Problem statement:
Leave out the pictures; transcribe all else exactly.

________________________________________

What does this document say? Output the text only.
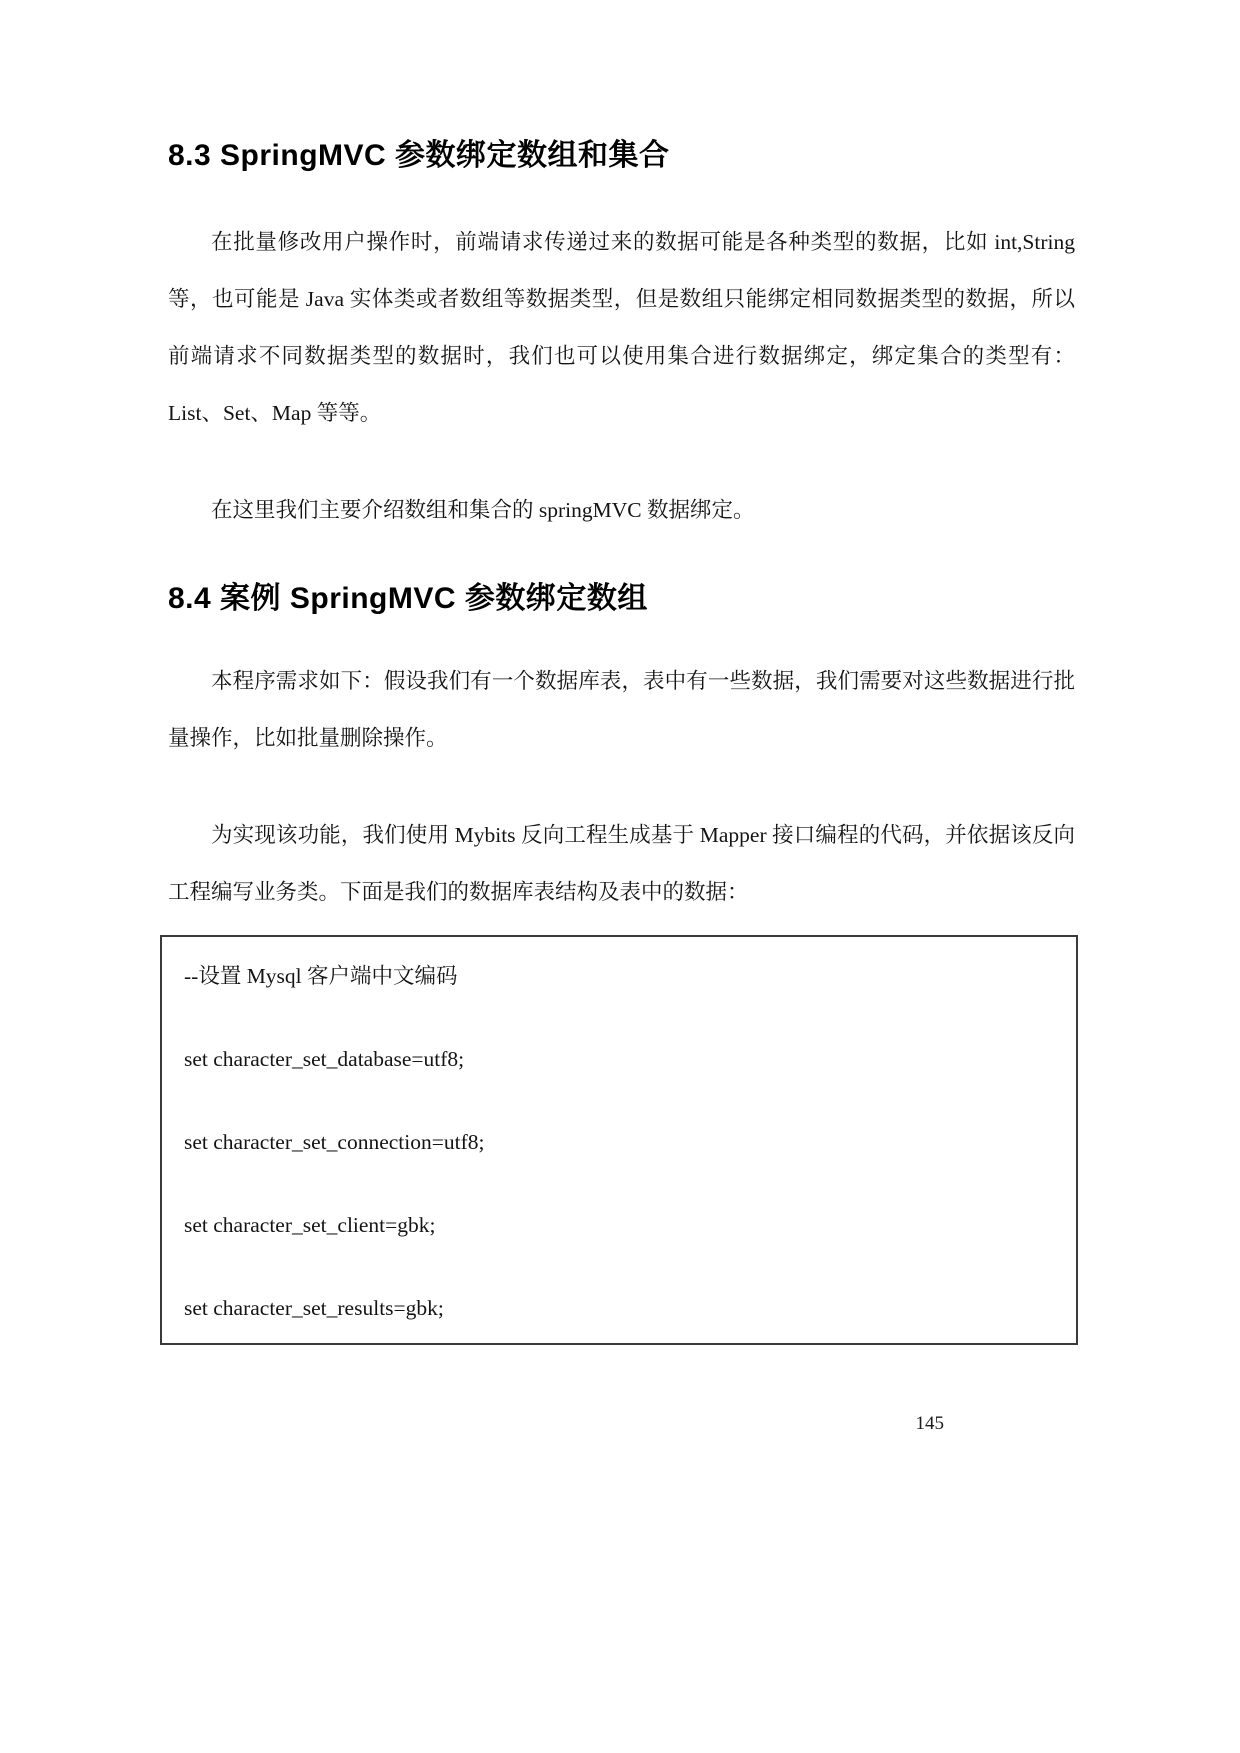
8.3 SpringMVC 参数绑定数组和集合

在批量修改用户操作时，前端请求传递过来的数据可能是各种类型的数据，比如 int,String 等，也可能是 Java 实体类或者数组等数据类型，但是数组只能绑定相同数据类型的数据，所以前端请求不同数据类型的数据时，我们也可以使用集合进行数据绑定，绑定集合的类型有：List、Set、Map 等等。

在这里我们主要介绍数组和集合的 springMVC 数据绑定。

8.4 案例 SpringMVC 参数绑定数组

本程序需求如下：假设我们有一个数据库表，表中有一些数据，我们需要对这些数据进行批量操作，比如批量删除操作。

为实现该功能，我们使用 Mybits 反向工程生成基于 Mapper 接口编程的代码，并依据该反向工程编写业务类。下面是我们的数据库表结构及表中的数据：

--设置 Mysql 客户端中文编码
set character_set_database=utf8;
set character_set_connection=utf8;
set character_set_client=gbk;
set character_set_results=gbk;
145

________________________________________

Correct output:
What does this document say? Output the text only.
8.3 SpringMVC 参数绑定数组和集合

在批量修改用户操作时，前端请求传递过来的数据可能是各种类型的数据，比如 int,String 等，也可能是 Java 实体类或者数组等数据类型，但是数组只能绑定相同数据类型的数据，所以前端请求不同数据类型的数据时，我们也可以使用集合进行数据绑定，绑定集合的类型有：List、Set、Map 等等。

在这里我们主要介绍数组和集合的 springMVC 数据绑定。

8.4 案例 SpringMVC 参数绑定数组

本程序需求如下：假设我们有一个数据库表，表中有一些数据，我们需要对这些数据进行批量操作，比如批量删除操作。

为实现该功能，我们使用 Mybits 反向工程生成基于 Mapper 接口编程的代码，并依据该反向工程编写业务类。下面是我们的数据库表结构及表中的数据：

--设置 Mysql 客户端中文编码
set character_set_database=utf8;
set character_set_connection=utf8;
set character_set_client=gbk;
set character_set_results=gbk;
145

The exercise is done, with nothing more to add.